▶ _Brief_
Answer with one number: the count of lines in this material that hold the word "régulation".

▶ _Task input_

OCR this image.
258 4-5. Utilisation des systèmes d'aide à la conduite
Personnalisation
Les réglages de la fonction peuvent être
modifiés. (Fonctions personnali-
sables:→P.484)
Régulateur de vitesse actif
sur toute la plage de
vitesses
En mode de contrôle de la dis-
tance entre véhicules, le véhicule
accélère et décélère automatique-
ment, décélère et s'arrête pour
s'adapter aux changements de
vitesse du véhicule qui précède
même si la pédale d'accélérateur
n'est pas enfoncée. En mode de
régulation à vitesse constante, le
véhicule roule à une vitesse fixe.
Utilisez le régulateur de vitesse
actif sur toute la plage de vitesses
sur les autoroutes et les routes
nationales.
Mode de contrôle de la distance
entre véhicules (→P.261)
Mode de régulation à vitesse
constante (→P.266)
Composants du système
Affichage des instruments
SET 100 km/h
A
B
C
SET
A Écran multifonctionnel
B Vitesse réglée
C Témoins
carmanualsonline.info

▶ _The answer_
2